• Your goal
Give only the lines from the one containing "What data was" through the end of the material below, exactly as written.

** Begin **

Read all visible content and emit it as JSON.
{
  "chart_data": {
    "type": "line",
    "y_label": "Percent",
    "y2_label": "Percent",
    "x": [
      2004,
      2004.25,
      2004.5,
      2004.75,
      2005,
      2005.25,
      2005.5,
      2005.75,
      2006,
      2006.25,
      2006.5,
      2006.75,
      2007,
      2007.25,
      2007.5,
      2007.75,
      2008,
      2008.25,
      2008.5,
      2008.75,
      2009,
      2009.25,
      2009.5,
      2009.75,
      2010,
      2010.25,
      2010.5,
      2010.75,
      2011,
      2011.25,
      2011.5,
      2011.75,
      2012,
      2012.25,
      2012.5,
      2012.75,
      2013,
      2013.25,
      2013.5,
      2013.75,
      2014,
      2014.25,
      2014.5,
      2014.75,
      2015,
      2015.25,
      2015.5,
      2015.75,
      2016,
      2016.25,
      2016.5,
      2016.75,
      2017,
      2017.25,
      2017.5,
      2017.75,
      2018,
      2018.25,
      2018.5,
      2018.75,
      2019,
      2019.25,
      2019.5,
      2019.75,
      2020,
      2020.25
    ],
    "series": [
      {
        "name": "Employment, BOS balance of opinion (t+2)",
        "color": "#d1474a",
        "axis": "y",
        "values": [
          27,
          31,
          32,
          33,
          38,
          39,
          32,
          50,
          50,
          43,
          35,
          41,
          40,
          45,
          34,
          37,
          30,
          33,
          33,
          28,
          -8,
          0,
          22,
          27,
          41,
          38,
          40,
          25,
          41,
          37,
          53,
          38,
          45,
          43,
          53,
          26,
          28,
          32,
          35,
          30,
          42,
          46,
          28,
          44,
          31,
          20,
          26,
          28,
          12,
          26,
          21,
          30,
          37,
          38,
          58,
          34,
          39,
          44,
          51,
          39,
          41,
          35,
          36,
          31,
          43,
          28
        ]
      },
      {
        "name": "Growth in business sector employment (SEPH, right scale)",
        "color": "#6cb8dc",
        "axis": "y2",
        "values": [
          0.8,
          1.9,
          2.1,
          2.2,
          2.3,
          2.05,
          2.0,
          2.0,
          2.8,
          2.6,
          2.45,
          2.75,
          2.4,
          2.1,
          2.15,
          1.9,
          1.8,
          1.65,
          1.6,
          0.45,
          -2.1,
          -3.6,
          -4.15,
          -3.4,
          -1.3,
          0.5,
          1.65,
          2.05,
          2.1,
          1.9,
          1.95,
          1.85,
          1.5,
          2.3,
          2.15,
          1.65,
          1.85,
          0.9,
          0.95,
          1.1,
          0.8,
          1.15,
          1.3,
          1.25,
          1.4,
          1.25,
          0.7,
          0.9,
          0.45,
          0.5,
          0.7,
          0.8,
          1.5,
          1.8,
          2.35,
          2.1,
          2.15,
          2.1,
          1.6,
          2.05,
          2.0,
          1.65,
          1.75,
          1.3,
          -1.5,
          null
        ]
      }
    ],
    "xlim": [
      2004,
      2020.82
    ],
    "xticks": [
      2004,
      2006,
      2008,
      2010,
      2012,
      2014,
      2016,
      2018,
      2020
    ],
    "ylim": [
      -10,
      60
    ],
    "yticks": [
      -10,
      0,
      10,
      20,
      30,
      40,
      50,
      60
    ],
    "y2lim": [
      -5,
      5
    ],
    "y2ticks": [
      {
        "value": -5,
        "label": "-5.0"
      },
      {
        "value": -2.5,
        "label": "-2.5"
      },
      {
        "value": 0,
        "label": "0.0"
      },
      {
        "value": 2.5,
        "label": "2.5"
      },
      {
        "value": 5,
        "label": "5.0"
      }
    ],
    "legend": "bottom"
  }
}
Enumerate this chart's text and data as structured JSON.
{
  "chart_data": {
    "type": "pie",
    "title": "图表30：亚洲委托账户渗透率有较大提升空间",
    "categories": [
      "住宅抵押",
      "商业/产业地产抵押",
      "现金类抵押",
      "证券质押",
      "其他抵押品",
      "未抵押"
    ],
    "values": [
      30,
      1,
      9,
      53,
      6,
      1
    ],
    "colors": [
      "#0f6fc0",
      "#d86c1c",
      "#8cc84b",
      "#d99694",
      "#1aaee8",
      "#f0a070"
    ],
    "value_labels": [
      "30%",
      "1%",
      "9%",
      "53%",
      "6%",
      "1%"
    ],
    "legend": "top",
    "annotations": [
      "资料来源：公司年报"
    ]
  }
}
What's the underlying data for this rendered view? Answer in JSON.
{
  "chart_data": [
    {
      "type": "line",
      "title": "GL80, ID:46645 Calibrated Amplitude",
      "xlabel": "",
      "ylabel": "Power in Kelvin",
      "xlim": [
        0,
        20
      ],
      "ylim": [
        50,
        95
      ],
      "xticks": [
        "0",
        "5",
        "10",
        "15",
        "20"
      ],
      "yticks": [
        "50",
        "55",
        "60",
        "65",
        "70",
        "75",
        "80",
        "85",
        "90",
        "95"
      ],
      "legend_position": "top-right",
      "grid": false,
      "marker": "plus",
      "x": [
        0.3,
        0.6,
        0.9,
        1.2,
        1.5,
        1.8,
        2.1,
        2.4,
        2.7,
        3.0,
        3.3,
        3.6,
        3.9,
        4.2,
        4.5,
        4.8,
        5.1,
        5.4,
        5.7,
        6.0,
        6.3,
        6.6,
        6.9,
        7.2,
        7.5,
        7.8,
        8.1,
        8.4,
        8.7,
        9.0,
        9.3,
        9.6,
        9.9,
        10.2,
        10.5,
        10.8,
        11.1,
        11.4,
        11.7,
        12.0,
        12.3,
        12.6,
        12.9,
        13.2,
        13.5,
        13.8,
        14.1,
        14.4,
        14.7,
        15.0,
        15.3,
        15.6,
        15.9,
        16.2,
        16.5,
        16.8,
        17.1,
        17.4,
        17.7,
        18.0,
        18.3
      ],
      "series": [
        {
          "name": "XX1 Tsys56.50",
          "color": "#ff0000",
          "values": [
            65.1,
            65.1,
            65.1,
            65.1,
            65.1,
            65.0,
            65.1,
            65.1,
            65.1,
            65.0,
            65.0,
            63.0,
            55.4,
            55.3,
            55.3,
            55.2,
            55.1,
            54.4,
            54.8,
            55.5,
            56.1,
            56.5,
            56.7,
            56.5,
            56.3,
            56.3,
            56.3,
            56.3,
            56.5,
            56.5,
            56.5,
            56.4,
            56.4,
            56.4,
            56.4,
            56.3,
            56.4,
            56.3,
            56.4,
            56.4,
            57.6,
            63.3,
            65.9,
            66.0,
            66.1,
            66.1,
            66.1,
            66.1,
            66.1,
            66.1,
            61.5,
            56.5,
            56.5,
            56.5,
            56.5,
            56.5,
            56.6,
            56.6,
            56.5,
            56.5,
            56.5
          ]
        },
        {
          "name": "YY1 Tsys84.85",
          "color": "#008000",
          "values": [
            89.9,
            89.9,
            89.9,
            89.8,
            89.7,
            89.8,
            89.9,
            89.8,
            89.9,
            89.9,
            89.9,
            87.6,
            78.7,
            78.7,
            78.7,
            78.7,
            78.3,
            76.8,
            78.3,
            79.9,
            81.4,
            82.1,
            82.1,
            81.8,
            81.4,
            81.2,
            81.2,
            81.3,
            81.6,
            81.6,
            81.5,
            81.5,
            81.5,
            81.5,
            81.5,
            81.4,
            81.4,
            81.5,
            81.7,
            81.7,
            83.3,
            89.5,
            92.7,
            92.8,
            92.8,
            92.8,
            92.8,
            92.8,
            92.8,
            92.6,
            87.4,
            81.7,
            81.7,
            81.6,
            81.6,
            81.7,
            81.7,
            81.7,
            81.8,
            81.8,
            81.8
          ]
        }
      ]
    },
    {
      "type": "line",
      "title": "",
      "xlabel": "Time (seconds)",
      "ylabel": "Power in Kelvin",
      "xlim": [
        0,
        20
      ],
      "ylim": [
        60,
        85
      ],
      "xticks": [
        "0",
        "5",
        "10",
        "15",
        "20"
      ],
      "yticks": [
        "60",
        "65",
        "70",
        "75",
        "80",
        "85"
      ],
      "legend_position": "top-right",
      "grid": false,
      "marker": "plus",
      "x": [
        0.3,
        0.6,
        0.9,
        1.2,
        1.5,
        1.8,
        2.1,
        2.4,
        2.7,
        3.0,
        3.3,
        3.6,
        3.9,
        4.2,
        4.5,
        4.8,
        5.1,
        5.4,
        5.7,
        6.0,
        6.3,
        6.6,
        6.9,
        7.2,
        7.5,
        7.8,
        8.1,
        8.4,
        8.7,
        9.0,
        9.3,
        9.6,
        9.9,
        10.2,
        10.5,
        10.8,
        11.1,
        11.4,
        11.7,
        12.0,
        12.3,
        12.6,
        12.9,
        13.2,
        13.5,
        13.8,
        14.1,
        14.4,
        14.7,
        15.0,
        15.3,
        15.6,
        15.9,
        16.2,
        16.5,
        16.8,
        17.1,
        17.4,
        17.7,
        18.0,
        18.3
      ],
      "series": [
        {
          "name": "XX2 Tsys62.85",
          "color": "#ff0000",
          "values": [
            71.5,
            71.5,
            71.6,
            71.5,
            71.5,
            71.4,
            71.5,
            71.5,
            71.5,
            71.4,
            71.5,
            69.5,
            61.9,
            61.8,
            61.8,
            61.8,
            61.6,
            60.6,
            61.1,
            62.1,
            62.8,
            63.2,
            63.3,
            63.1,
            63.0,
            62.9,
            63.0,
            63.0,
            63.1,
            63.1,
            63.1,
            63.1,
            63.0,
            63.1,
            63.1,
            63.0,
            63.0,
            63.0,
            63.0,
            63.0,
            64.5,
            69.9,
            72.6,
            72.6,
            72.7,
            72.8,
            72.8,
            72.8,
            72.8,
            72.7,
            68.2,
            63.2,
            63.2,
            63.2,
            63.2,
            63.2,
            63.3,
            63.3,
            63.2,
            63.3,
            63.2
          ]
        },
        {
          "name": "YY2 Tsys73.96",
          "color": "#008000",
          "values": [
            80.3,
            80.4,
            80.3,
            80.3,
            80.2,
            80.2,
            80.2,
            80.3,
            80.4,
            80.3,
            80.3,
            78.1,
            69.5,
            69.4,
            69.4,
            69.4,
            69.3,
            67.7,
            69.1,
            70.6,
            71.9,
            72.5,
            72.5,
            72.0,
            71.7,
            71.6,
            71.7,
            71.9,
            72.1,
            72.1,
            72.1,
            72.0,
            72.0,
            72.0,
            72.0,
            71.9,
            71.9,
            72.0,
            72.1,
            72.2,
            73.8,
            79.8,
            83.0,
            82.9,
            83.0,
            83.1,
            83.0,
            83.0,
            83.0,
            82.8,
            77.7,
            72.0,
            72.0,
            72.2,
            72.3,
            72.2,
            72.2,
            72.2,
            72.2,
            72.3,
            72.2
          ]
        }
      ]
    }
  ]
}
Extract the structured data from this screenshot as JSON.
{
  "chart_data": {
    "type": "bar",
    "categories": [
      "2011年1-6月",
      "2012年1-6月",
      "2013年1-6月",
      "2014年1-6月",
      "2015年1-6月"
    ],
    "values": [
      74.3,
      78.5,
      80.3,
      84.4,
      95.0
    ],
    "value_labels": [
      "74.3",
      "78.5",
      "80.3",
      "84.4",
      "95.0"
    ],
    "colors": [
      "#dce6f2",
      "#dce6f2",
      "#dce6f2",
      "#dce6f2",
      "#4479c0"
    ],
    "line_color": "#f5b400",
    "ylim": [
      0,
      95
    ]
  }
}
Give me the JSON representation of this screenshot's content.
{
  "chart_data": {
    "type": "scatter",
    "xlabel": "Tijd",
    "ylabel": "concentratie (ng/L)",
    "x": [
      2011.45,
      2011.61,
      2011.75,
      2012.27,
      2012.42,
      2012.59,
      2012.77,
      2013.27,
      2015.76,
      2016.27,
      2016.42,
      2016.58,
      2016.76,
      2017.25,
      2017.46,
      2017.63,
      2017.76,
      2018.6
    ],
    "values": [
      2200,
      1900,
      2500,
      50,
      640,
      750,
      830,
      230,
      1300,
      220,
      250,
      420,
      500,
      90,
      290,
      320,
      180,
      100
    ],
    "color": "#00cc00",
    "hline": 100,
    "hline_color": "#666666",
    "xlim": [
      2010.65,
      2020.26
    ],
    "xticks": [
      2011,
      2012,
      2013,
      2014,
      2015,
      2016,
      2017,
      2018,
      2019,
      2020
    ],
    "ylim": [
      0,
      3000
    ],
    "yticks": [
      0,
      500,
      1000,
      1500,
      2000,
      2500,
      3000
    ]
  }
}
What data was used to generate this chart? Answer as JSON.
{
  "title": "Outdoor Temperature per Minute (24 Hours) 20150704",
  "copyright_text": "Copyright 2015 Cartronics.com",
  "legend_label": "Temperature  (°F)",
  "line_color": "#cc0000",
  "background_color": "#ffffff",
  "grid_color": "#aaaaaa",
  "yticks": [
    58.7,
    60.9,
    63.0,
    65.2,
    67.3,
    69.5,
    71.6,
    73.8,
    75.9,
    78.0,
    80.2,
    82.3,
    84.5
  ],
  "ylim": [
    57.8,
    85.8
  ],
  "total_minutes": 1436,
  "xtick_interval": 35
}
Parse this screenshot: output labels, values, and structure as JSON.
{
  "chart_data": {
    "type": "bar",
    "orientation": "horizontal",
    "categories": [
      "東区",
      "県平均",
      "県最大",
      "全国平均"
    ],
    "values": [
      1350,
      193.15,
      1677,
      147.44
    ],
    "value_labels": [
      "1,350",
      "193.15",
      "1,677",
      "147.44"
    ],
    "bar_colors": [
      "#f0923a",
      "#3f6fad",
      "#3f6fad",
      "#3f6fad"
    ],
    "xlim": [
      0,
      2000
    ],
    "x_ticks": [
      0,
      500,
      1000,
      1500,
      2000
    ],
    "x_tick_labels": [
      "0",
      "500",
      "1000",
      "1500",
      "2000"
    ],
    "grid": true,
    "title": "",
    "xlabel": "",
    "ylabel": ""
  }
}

** End **

• The solution
What data was used to generate this chart? Answer as JSON.
{
  "title": "Outdoor Temperature per Minute (24 Hours) 20150704",
  "copyright_text": "Copyright 2015 Cartronics.com",
  "legend_label": "Temperature  (°F)",
  "line_color": "#cc0000",
  "background_color": "#ffffff",
  "grid_color": "#aaaaaa",
  "yticks": [
    58.7,
    60.9,
    63.0,
    65.2,
    67.3,
    69.5,
    71.6,
    73.8,
    75.9,
    78.0,
    80.2,
    82.3,
    84.5
  ],
  "ylim": [
    57.8,
    85.8
  ],
  "total_minutes": 1436,
  "xtick_interval": 35
}
Parse this screenshot: output labels, values, and structure as JSON.
{
  "chart_data": {
    "type": "bar",
    "orientation": "horizontal",
    "categories": [
      "東区",
      "県平均",
      "県最大",
      "全国平均"
    ],
    "values": [
      1350,
      193.15,
      1677,
      147.44
    ],
    "value_labels": [
      "1,350",
      "193.15",
      "1,677",
      "147.44"
    ],
    "bar_colors": [
      "#f0923a",
      "#3f6fad",
      "#3f6fad",
      "#3f6fad"
    ],
    "xlim": [
      0,
      2000
    ],
    "x_ticks": [
      0,
      500,
      1000,
      1500,
      2000
    ],
    "x_tick_labels": [
      "0",
      "500",
      "1000",
      "1500",
      "2000"
    ],
    "grid": true,
    "title": "",
    "xlabel": "",
    "ylabel": ""
  }
}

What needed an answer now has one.